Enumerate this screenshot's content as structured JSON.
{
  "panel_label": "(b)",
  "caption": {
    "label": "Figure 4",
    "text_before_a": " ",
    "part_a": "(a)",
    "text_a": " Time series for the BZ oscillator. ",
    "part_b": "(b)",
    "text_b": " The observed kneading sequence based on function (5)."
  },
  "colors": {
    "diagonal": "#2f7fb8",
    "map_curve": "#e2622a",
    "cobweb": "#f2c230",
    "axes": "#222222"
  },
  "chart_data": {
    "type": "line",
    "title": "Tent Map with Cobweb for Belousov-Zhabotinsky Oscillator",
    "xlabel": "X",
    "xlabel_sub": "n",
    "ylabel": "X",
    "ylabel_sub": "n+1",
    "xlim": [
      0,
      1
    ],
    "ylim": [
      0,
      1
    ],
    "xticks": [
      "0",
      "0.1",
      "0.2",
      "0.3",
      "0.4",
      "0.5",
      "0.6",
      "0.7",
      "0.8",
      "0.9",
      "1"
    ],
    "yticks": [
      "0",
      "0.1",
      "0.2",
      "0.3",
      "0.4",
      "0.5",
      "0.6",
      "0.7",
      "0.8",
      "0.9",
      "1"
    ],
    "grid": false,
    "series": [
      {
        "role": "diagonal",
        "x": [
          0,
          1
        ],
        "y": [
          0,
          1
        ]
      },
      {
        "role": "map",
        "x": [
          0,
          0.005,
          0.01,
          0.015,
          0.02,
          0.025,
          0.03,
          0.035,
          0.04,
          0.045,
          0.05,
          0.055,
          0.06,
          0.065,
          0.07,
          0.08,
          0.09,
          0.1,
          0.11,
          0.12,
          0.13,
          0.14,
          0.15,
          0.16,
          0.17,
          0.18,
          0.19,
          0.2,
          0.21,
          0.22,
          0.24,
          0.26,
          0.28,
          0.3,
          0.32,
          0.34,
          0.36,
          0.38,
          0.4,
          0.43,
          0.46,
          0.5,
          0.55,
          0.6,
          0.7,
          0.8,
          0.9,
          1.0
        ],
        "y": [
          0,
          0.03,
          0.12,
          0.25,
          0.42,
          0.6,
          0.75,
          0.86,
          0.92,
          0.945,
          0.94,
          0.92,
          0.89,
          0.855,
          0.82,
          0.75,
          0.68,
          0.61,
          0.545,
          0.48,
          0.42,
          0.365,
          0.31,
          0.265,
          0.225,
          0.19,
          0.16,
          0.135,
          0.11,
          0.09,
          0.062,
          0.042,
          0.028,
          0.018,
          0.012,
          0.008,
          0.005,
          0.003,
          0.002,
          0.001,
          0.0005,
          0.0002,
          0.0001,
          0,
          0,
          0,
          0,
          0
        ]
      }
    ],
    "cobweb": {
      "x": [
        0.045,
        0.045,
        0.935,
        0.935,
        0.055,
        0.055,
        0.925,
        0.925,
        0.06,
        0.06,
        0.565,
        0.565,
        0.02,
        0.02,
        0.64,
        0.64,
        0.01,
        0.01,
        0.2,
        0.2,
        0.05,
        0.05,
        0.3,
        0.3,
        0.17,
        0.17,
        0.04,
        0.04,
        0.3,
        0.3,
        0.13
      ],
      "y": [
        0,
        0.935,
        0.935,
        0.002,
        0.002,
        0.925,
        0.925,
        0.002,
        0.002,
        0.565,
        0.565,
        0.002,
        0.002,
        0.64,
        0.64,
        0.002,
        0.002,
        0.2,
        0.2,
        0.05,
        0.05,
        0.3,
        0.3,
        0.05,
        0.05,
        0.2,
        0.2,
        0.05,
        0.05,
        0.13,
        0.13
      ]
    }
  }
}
• • • •
### GIVEN TASK
Copy down the material exactly as written.

### SOLUTION TO THIS TASK
Enumerate this screenshot's content as structured JSON.
{
  "panel_label": "(b)",
  "caption": {
    "label": "Figure 4",
    "text_before_a": " ",
    "part_a": "(a)",
    "text_a": " Time series for the BZ oscillator. ",
    "part_b": "(b)",
    "text_b": " The observed kneading sequence based on function (5)."
  },
  "colors": {
    "diagonal": "#2f7fb8",
    "map_curve": "#e2622a",
    "cobweb": "#f2c230",
    "axes": "#222222"
  },
  "chart_data": {
    "type": "line",
    "title": "Tent Map with Cobweb for Belousov-Zhabotinsky Oscillator",
    "xlabel": "X",
    "xlabel_sub": "n",
    "ylabel": "X",
    "ylabel_sub": "n+1",
    "xlim": [
      0,
      1
    ],
    "ylim": [
      0,
      1
    ],
    "xticks": [
      "0",
      "0.1",
      "0.2",
      "0.3",
      "0.4",
      "0.5",
      "0.6",
      "0.7",
      "0.8",
      "0.9",
      "1"
    ],
    "yticks": [
      "0",
      "0.1",
      "0.2",
      "0.3",
      "0.4",
      "0.5",
      "0.6",
      "0.7",
      "0.8",
      "0.9",
      "1"
    ],
    "grid": false,
    "series": [
      {
        "role": "diagonal",
        "x": [
          0,
          1
        ],
        "y": [
          0,
          1
        ]
      },
      {
        "role": "map",
        "x": [
          0,
          0.005,
          0.01,
          0.015,
          0.02,
          0.025,
          0.03,
          0.035,
          0.04,
          0.045,
          0.05,
          0.055,
          0.06,
          0.065,
          0.07,
          0.08,
          0.09,
          0.1,
          0.11,
          0.12,
          0.13,
          0.14,
          0.15,
          0.16,
          0.17,
          0.18,
          0.19,
          0.2,
          0.21,
          0.22,
          0.24,
          0.26,
          0.28,
          0.3,
          0.32,
          0.34,
          0.36,
          0.38,
          0.4,
          0.43,
          0.46,
          0.5,
          0.55,
          0.6,
          0.7,
          0.8,
          0.9,
          1.0
        ],
        "y": [
          0,
          0.03,
          0.12,
          0.25,
          0.42,
          0.6,
          0.75,
          0.86,
          0.92,
          0.945,
          0.94,
          0.92,
          0.89,
          0.855,
          0.82,
          0.75,
          0.68,
          0.61,
          0.545,
          0.48,
          0.42,
          0.365,
          0.31,
          0.265,
          0.225,
          0.19,
          0.16,
          0.135,
          0.11,
          0.09,
          0.062,
          0.042,
          0.028,
          0.018,
          0.012,
          0.008,
          0.005,
          0.003,
          0.002,
          0.001,
          0.0005,
          0.0002,
          0.0001,
          0,
          0,
          0,
          0,
          0
        ]
      }
    ],
    "cobweb": {
      "x": [
        0.045,
        0.045,
        0.935,
        0.935,
        0.055,
        0.055,
        0.925,
        0.925,
        0.06,
        0.06,
        0.565,
        0.565,
        0.02,
        0.02,
        0.64,
        0.64,
        0.01,
        0.01,
        0.2,
        0.2,
        0.05,
        0.05,
        0.3,
        0.3,
        0.17,
        0.17,
        0.04,
        0.04,
        0.3,
        0.3,
        0.13
      ],
      "y": [
        0,
        0.935,
        0.935,
        0.002,
        0.002,
        0.925,
        0.925,
        0.002,
        0.002,
        0.565,
        0.565,
        0.002,
        0.002,
        0.64,
        0.64,
        0.002,
        0.002,
        0.2,
        0.2,
        0.05,
        0.05,
        0.3,
        0.3,
        0.05,
        0.05,
        0.2,
        0.2,
        0.05,
        0.05,
        0.13,
        0.13
      ]
    }
  }
}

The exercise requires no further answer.